▶ [TASK PROMPT]
Copy every entry word for word, but skip the pictures.

[Collection entries]
------

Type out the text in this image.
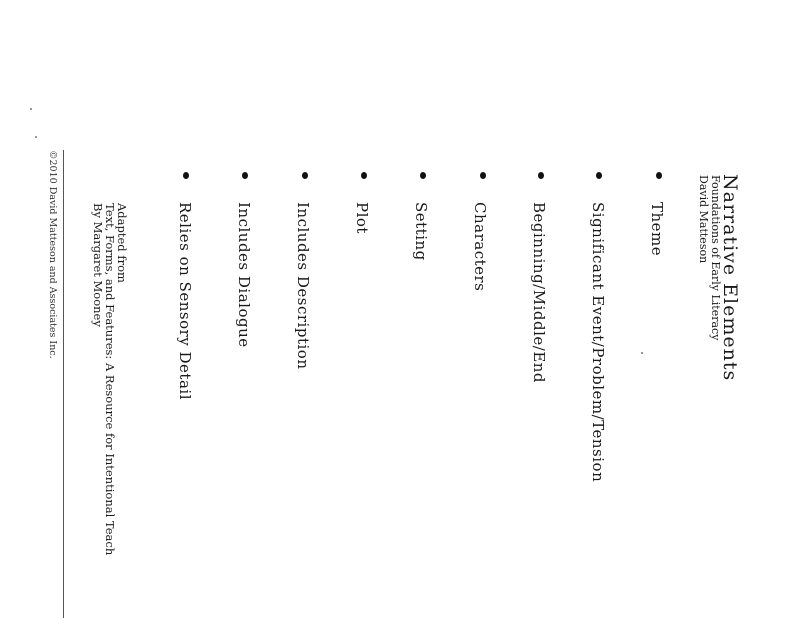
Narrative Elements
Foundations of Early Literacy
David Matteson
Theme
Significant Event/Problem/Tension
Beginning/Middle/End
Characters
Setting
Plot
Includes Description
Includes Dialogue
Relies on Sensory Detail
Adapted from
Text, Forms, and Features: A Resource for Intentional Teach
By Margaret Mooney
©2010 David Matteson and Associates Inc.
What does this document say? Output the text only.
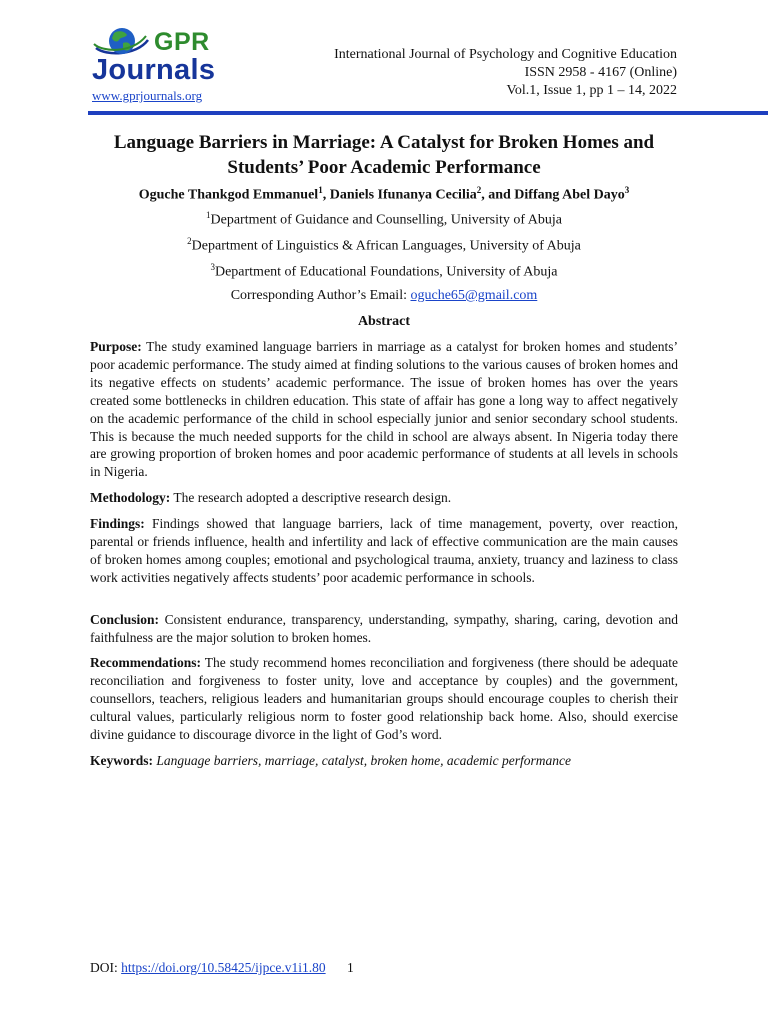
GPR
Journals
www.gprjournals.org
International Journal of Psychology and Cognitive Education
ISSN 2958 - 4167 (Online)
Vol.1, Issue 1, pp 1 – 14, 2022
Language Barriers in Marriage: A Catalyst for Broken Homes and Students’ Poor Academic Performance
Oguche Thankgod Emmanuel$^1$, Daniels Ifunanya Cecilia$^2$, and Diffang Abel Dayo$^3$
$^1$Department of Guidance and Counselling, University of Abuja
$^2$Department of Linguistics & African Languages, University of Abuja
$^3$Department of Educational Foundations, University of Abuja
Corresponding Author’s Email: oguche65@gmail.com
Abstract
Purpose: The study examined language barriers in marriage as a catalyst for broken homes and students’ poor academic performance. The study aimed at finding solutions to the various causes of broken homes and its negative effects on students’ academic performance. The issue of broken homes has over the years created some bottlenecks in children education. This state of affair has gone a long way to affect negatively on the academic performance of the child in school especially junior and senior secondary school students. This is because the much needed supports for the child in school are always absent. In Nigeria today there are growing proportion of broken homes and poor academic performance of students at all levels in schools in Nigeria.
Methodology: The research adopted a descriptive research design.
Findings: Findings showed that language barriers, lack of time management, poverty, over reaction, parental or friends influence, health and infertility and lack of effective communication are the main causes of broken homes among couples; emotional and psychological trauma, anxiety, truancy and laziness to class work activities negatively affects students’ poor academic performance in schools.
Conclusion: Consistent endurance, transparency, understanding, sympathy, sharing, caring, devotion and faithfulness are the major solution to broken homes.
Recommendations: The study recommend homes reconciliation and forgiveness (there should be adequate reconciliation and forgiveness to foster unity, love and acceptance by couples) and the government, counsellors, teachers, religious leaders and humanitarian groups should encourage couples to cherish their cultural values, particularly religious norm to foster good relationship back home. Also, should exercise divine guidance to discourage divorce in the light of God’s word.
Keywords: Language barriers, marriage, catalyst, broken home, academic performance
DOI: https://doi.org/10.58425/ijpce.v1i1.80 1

------

▶ [TASK RESPONSE]
Type out the text in this image.
Narrative Elements
Foundations of Early Literacy
David Matteson
Theme
Significant Event/Problem/Tension
Beginning/Middle/End
Characters
Setting
Plot
Includes Description
Includes Dialogue
Relies on Sensory Detail
Adapted from
Text, Forms, and Features: A Resource for Intentional Teach
By Margaret Mooney
©2010 David Matteson and Associates Inc.
What does this document say? Output the text only.
GPR
Journals
www.gprjournals.org
International Journal of Psychology and Cognitive Education
ISSN 2958 - 4167 (Online)
Vol.1, Issue 1, pp 1 – 14, 2022
Language Barriers in Marriage: A Catalyst for Broken Homes and Students’ Poor Academic Performance
Oguche Thankgod Emmanuel$^1$, Daniels Ifunanya Cecilia$^2$, and Diffang Abel Dayo$^3$
$^1$Department of Guidance and Counselling, University of Abuja
$^2$Department of Linguistics & African Languages, University of Abuja
$^3$Department of Educational Foundations, University of Abuja
Corresponding Author’s Email: oguche65@gmail.com
Abstract
Purpose: The study examined language barriers in marriage as a catalyst for broken homes and students’ poor academic performance. The study aimed at finding solutions to the various causes of broken homes and its negative effects on students’ academic performance. The issue of broken homes has over the years created some bottlenecks in children education. This state of affair has gone a long way to affect negatively on the academic performance of the child in school especially junior and senior secondary school students. This is because the much needed supports for the child in school are always absent. In Nigeria today there are growing proportion of broken homes and poor academic performance of students at all levels in schools in Nigeria.
Methodology: The research adopted a descriptive research design.
Findings: Findings showed that language barriers, lack of time management, poverty, over reaction, parental or friends influence, health and infertility and lack of effective communication are the main causes of broken homes among couples; emotional and psychological trauma, anxiety, truancy and laziness to class work activities negatively affects students’ poor academic performance in schools.
Conclusion: Consistent endurance, transparency, understanding, sympathy, sharing, caring, devotion and faithfulness are the major solution to broken homes.
Recommendations: The study recommend homes reconciliation and forgiveness (there should be adequate reconciliation and forgiveness to foster unity, love and acceptance by couples) and the government, counsellors, teachers, religious leaders and humanitarian groups should encourage couples to cherish their cultural values, particularly religious norm to foster good relationship back home. Also, should exercise divine guidance to discourage divorce in the light of God’s word.
Keywords: Language barriers, marriage, catalyst, broken home, academic performance
DOI: https://doi.org/10.58425/ijpce.v1i1.80 1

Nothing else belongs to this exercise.